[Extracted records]
►

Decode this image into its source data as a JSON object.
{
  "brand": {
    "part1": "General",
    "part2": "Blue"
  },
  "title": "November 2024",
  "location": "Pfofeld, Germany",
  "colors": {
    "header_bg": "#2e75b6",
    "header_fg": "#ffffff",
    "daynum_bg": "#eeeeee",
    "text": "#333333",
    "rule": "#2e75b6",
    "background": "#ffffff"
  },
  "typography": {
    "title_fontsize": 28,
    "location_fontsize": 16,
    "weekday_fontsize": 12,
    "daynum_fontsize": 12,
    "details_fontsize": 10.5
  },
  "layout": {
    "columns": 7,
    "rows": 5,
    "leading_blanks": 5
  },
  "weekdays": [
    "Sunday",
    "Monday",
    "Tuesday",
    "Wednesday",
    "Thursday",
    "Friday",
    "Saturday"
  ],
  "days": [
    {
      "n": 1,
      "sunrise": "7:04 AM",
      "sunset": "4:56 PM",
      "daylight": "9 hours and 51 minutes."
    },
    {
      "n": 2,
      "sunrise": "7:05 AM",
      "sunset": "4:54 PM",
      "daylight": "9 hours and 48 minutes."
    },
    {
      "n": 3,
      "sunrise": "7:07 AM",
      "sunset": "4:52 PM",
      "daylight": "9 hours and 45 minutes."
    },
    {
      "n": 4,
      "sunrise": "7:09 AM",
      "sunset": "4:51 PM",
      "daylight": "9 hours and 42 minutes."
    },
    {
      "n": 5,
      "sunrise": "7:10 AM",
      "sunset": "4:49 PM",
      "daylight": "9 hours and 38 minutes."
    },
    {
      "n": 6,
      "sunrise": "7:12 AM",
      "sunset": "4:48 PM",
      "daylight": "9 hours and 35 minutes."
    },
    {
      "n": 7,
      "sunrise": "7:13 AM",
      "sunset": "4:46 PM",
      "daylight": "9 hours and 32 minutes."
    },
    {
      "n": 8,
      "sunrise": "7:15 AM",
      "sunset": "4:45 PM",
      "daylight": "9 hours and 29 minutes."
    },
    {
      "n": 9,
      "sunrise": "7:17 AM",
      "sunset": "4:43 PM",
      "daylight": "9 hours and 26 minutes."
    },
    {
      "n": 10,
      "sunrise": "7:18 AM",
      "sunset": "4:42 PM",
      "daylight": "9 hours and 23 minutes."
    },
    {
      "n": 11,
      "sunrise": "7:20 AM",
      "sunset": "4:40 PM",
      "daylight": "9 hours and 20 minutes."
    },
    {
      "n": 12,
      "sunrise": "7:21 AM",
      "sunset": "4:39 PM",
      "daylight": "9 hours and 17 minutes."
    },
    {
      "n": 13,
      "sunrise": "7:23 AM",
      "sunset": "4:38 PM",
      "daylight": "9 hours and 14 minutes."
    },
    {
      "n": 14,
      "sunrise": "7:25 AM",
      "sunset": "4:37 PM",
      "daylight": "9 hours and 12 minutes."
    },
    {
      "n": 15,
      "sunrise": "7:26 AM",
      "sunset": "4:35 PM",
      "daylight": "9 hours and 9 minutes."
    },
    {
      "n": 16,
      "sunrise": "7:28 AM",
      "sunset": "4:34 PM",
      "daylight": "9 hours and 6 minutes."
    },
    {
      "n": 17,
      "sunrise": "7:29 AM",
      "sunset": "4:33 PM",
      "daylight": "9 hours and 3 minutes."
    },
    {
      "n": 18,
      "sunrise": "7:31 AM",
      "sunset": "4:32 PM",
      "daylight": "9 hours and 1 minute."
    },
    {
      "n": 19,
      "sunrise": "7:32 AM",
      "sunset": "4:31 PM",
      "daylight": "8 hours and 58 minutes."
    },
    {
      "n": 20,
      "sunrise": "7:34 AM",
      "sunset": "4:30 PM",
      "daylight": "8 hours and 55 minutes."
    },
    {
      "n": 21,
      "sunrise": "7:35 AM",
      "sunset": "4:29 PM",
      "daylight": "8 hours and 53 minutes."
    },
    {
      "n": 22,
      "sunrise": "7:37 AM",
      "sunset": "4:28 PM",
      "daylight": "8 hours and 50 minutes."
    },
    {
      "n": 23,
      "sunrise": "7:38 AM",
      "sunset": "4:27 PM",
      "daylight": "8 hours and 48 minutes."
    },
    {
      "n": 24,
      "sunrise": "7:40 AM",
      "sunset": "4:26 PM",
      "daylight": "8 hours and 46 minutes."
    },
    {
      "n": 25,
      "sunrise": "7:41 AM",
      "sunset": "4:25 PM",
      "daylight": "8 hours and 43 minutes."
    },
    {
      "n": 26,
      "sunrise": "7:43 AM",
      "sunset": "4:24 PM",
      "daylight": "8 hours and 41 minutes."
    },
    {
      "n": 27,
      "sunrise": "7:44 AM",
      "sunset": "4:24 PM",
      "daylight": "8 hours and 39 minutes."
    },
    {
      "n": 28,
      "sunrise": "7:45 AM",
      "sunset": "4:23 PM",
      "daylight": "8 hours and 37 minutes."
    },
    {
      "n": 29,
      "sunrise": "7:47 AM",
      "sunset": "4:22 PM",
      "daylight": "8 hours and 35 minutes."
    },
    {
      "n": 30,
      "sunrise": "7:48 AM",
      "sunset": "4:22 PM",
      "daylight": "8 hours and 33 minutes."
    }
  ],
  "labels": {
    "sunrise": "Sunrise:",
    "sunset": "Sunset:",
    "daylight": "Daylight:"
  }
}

◄

» Instructions to follow: Emit the full listing verbatim.

» Response below:
Decode this image into its source data as a JSON object.
{
  "brand": {
    "part1": "General",
    "part2": "Blue"
  },
  "title": "November 2024",
  "location": "Pfofeld, Germany",
  "colors": {
    "header_bg": "#2e75b6",
    "header_fg": "#ffffff",
    "daynum_bg": "#eeeeee",
    "text": "#333333",
    "rule": "#2e75b6",
    "background": "#ffffff"
  },
  "typography": {
    "title_fontsize": 28,
    "location_fontsize": 16,
    "weekday_fontsize": 12,
    "daynum_fontsize": 12,
    "details_fontsize": 10.5
  },
  "layout": {
    "columns": 7,
    "rows": 5,
    "leading_blanks": 5
  },
  "weekdays": [
    "Sunday",
    "Monday",
    "Tuesday",
    "Wednesday",
    "Thursday",
    "Friday",
    "Saturday"
  ],
  "days": [
    {
      "n": 1,
      "sunrise": "7:04 AM",
      "sunset": "4:56 PM",
      "daylight": "9 hours and 51 minutes."
    },
    {
      "n": 2,
      "sunrise": "7:05 AM",
      "sunset": "4:54 PM",
      "daylight": "9 hours and 48 minutes."
    },
    {
      "n": 3,
      "sunrise": "7:07 AM",
      "sunset": "4:52 PM",
      "daylight": "9 hours and 45 minutes."
    },
    {
      "n": 4,
      "sunrise": "7:09 AM",
      "sunset": "4:51 PM",
      "daylight": "9 hours and 42 minutes."
    },
    {
      "n": 5,
      "sunrise": "7:10 AM",
      "sunset": "4:49 PM",
      "daylight": "9 hours and 38 minutes."
    },
    {
      "n": 6,
      "sunrise": "7:12 AM",
      "sunset": "4:48 PM",
      "daylight": "9 hours and 35 minutes."
    },
    {
      "n": 7,
      "sunrise": "7:13 AM",
      "sunset": "4:46 PM",
      "daylight": "9 hours and 32 minutes."
    },
    {
      "n": 8,
      "sunrise": "7:15 AM",
      "sunset": "4:45 PM",
      "daylight": "9 hours and 29 minutes."
    },
    {
      "n": 9,
      "sunrise": "7:17 AM",
      "sunset": "4:43 PM",
      "daylight": "9 hours and 26 minutes."
    },
    {
      "n": 10,
      "sunrise": "7:18 AM",
      "sunset": "4:42 PM",
      "daylight": "9 hours and 23 minutes."
    },
    {
      "n": 11,
      "sunrise": "7:20 AM",
      "sunset": "4:40 PM",
      "daylight": "9 hours and 20 minutes."
    },
    {
      "n": 12,
      "sunrise": "7:21 AM",
      "sunset": "4:39 PM",
      "daylight": "9 hours and 17 minutes."
    },
    {
      "n": 13,
      "sunrise": "7:23 AM",
      "sunset": "4:38 PM",
      "daylight": "9 hours and 14 minutes."
    },
    {
      "n": 14,
      "sunrise": "7:25 AM",
      "sunset": "4:37 PM",
      "daylight": "9 hours and 12 minutes."
    },
    {
      "n": 15,
      "sunrise": "7:26 AM",
      "sunset": "4:35 PM",
      "daylight": "9 hours and 9 minutes."
    },
    {
      "n": 16,
      "sunrise": "7:28 AM",
      "sunset": "4:34 PM",
      "daylight": "9 hours and 6 minutes."
    },
    {
      "n": 17,
      "sunrise": "7:29 AM",
      "sunset": "4:33 PM",
      "daylight": "9 hours and 3 minutes."
    },
    {
      "n": 18,
      "sunrise": "7:31 AM",
      "sunset": "4:32 PM",
      "daylight": "9 hours and 1 minute."
    },
    {
      "n": 19,
      "sunrise": "7:32 AM",
      "sunset": "4:31 PM",
      "daylight": "8 hours and 58 minutes."
    },
    {
      "n": 20,
      "sunrise": "7:34 AM",
      "sunset": "4:30 PM",
      "daylight": "8 hours and 55 minutes."
    },
    {
      "n": 21,
      "sunrise": "7:35 AM",
      "sunset": "4:29 PM",
      "daylight": "8 hours and 53 minutes."
    },
    {
      "n": 22,
      "sunrise": "7:37 AM",
      "sunset": "4:28 PM",
      "daylight": "8 hours and 50 minutes."
    },
    {
      "n": 23,
      "sunrise": "7:38 AM",
      "sunset": "4:27 PM",
      "daylight": "8 hours and 48 minutes."
    },
    {
      "n": 24,
      "sunrise": "7:40 AM",
      "sunset": "4:26 PM",
      "daylight": "8 hours and 46 minutes."
    },
    {
      "n": 25,
      "sunrise": "7:41 AM",
      "sunset": "4:25 PM",
      "daylight": "8 hours and 43 minutes."
    },
    {
      "n": 26,
      "sunrise": "7:43 AM",
      "sunset": "4:24 PM",
      "daylight": "8 hours and 41 minutes."
    },
    {
      "n": 27,
      "sunrise": "7:44 AM",
      "sunset": "4:24 PM",
      "daylight": "8 hours and 39 minutes."
    },
    {
      "n": 28,
      "sunrise": "7:45 AM",
      "sunset": "4:23 PM",
      "daylight": "8 hours and 37 minutes."
    },
    {
      "n": 29,
      "sunrise": "7:47 AM",
      "sunset": "4:22 PM",
      "daylight": "8 hours and 35 minutes."
    },
    {
      "n": 30,
      "sunrise": "7:48 AM",
      "sunset": "4:22 PM",
      "daylight": "8 hours and 33 minutes."
    }
  ],
  "labels": {
    "sunrise": "Sunrise:",
    "sunset": "Sunset:",
    "daylight": "Daylight:"
  }
}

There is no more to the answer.